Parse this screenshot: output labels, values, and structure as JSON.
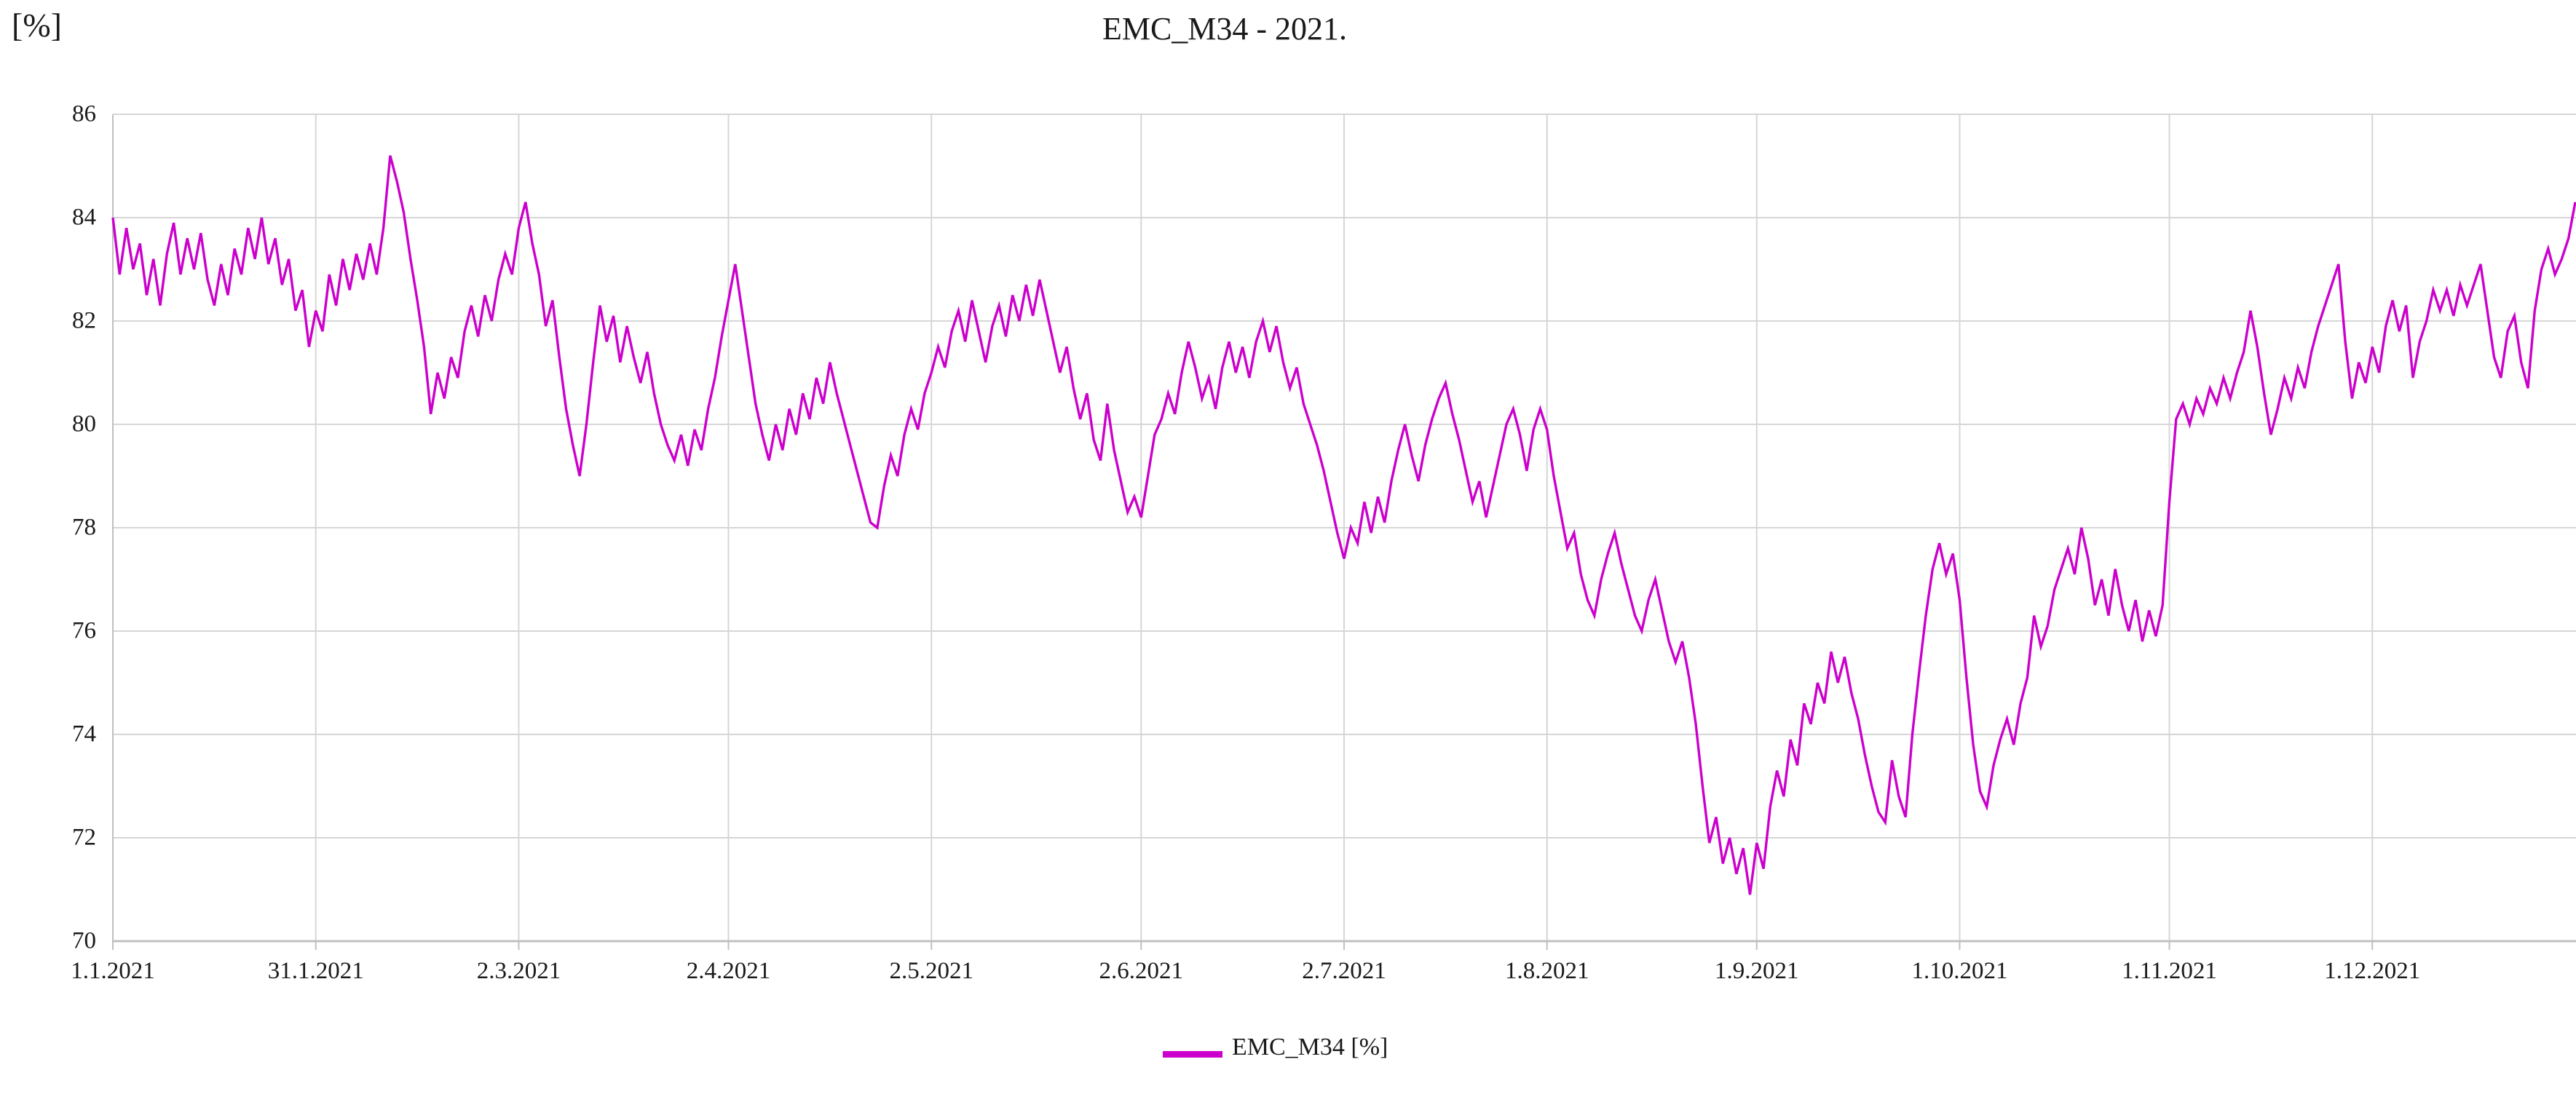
{
  "title": "EMC_M34 - 2021.",
  "y_axis_unit_label": "[%]",
  "legend": {
    "series_label": "EMC_M34 [%]"
  },
  "colors": {
    "series": "#CC00CC",
    "gridline": "#D6D6D6",
    "axis": "#C0C0C0",
    "text": "#1A1A1A",
    "background": "#FFFFFF"
  },
  "chart_data": {
    "type": "line",
    "title": "EMC_M34 - 2021.",
    "xlabel": "",
    "ylabel": "[%]",
    "series_name": "EMC_M34 [%]",
    "ylim": [
      70,
      86
    ],
    "y_ticks": [
      86,
      84,
      82,
      80,
      78,
      76,
      74,
      72,
      70
    ],
    "grid": true,
    "legend_position": "bottom-center",
    "sampling": "daily values, day 0 = 1.1.2021, day 364 = 31.12.2021",
    "x_ticks": [
      {
        "label": "1.1.2021",
        "day": 0
      },
      {
        "label": "31.1.2021",
        "day": 30
      },
      {
        "label": "2.3.2021",
        "day": 60
      },
      {
        "label": "2.4.2021",
        "day": 91
      },
      {
        "label": "2.5.2021",
        "day": 121
      },
      {
        "label": "2.6.2021",
        "day": 152
      },
      {
        "label": "2.7.2021",
        "day": 182
      },
      {
        "label": "1.8.2021",
        "day": 212
      },
      {
        "label": "1.9.2021",
        "day": 243
      },
      {
        "label": "1.10.2021",
        "day": 273
      },
      {
        "label": "1.11.2021",
        "day": 304
      },
      {
        "label": "1.12.2021",
        "day": 334
      }
    ],
    "values": [
      84.0,
      82.9,
      83.8,
      83.0,
      83.5,
      82.5,
      83.2,
      82.3,
      83.3,
      83.9,
      82.9,
      83.6,
      83.0,
      83.7,
      82.8,
      82.3,
      83.1,
      82.5,
      83.4,
      82.9,
      83.8,
      83.2,
      84.0,
      83.1,
      83.6,
      82.7,
      83.2,
      82.2,
      82.6,
      81.5,
      82.2,
      81.8,
      82.9,
      82.3,
      83.2,
      82.6,
      83.3,
      82.8,
      83.5,
      82.9,
      83.8,
      85.2,
      84.7,
      84.1,
      83.2,
      82.4,
      81.5,
      80.2,
      81.0,
      80.5,
      81.3,
      80.9,
      81.8,
      82.3,
      81.7,
      82.5,
      82.0,
      82.8,
      83.3,
      82.9,
      83.8,
      84.3,
      83.5,
      82.9,
      81.9,
      82.4,
      81.3,
      80.3,
      79.6,
      79.0,
      80.0,
      81.2,
      82.3,
      81.6,
      82.1,
      81.2,
      81.9,
      81.3,
      80.8,
      81.4,
      80.6,
      80.0,
      79.6,
      79.3,
      79.8,
      79.2,
      79.9,
      79.5,
      80.3,
      80.9,
      81.7,
      82.4,
      83.1,
      82.2,
      81.3,
      80.4,
      79.8,
      79.3,
      80.0,
      79.5,
      80.3,
      79.8,
      80.6,
      80.1,
      80.9,
      80.4,
      81.2,
      80.6,
      80.1,
      79.6,
      79.1,
      78.6,
      78.1,
      78.0,
      78.8,
      79.4,
      79.0,
      79.8,
      80.3,
      79.9,
      80.6,
      81.0,
      81.5,
      81.1,
      81.8,
      82.2,
      81.6,
      82.4,
      81.8,
      81.2,
      81.9,
      82.3,
      81.7,
      82.5,
      82.0,
      82.7,
      82.1,
      82.8,
      82.2,
      81.6,
      81.0,
      81.5,
      80.7,
      80.1,
      80.6,
      79.7,
      79.3,
      80.4,
      79.5,
      78.9,
      78.3,
      78.6,
      78.2,
      79.0,
      79.8,
      80.1,
      80.6,
      80.2,
      81.0,
      81.6,
      81.1,
      80.5,
      80.9,
      80.3,
      81.1,
      81.6,
      81.0,
      81.5,
      80.9,
      81.6,
      82.0,
      81.4,
      81.9,
      81.2,
      80.7,
      81.1,
      80.4,
      80.0,
      79.6,
      79.1,
      78.5,
      77.9,
      77.4,
      78.0,
      77.7,
      78.5,
      77.9,
      78.6,
      78.1,
      78.9,
      79.5,
      80.0,
      79.4,
      78.9,
      79.6,
      80.1,
      80.5,
      80.8,
      80.2,
      79.7,
      79.1,
      78.5,
      78.9,
      78.2,
      78.8,
      79.4,
      80.0,
      80.3,
      79.8,
      79.1,
      79.9,
      80.3,
      79.9,
      79.0,
      78.3,
      77.6,
      77.9,
      77.1,
      76.6,
      76.3,
      77.0,
      77.5,
      77.9,
      77.3,
      76.8,
      76.3,
      76.0,
      76.6,
      77.0,
      76.4,
      75.8,
      75.4,
      75.8,
      75.1,
      74.2,
      73.0,
      71.9,
      72.4,
      71.5,
      72.0,
      71.3,
      71.8,
      70.9,
      71.9,
      71.4,
      72.6,
      73.3,
      72.8,
      73.9,
      73.4,
      74.6,
      74.2,
      75.0,
      74.6,
      75.6,
      75.0,
      75.5,
      74.8,
      74.3,
      73.6,
      73.0,
      72.5,
      72.3,
      73.5,
      72.8,
      72.4,
      74.0,
      75.2,
      76.3,
      77.2,
      77.7,
      77.1,
      77.5,
      76.6,
      75.1,
      73.8,
      72.9,
      72.6,
      73.4,
      73.9,
      74.3,
      73.8,
      74.6,
      75.1,
      76.3,
      75.7,
      76.1,
      76.8,
      77.2,
      77.6,
      77.1,
      78.0,
      77.4,
      76.5,
      77.0,
      76.3,
      77.2,
      76.5,
      76.0,
      76.6,
      75.8,
      76.4,
      75.9,
      76.5,
      78.5,
      80.1,
      80.4,
      80.0,
      80.5,
      80.2,
      80.7,
      80.4,
      80.9,
      80.5,
      81.0,
      81.4,
      82.2,
      81.5,
      80.6,
      79.8,
      80.3,
      80.9,
      80.5,
      81.1,
      80.7,
      81.4,
      81.9,
      82.3,
      82.7,
      83.1,
      81.6,
      80.5,
      81.2,
      80.8,
      81.5,
      81.0,
      81.9,
      82.4,
      81.8,
      82.3,
      80.9,
      81.6,
      82.0,
      82.6,
      82.2,
      82.6,
      82.1,
      82.7,
      82.3,
      82.7,
      83.1,
      82.2,
      81.3,
      80.9,
      81.8,
      82.1,
      81.2,
      80.7,
      82.2,
      83.0,
      83.4,
      82.9,
      83.2,
      83.6,
      84.3
    ]
  }
}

##########

• AIM OF THE EXERCISE:
Using the entries above, find all lines with "values". Copy them.

• THE ANSWER:
Parse this screenshot: output labels, values, and structure as JSON.
    "sampling": "daily values, day 0 = 1.1.2021, day 364 = 31.12.2021",
    "values": [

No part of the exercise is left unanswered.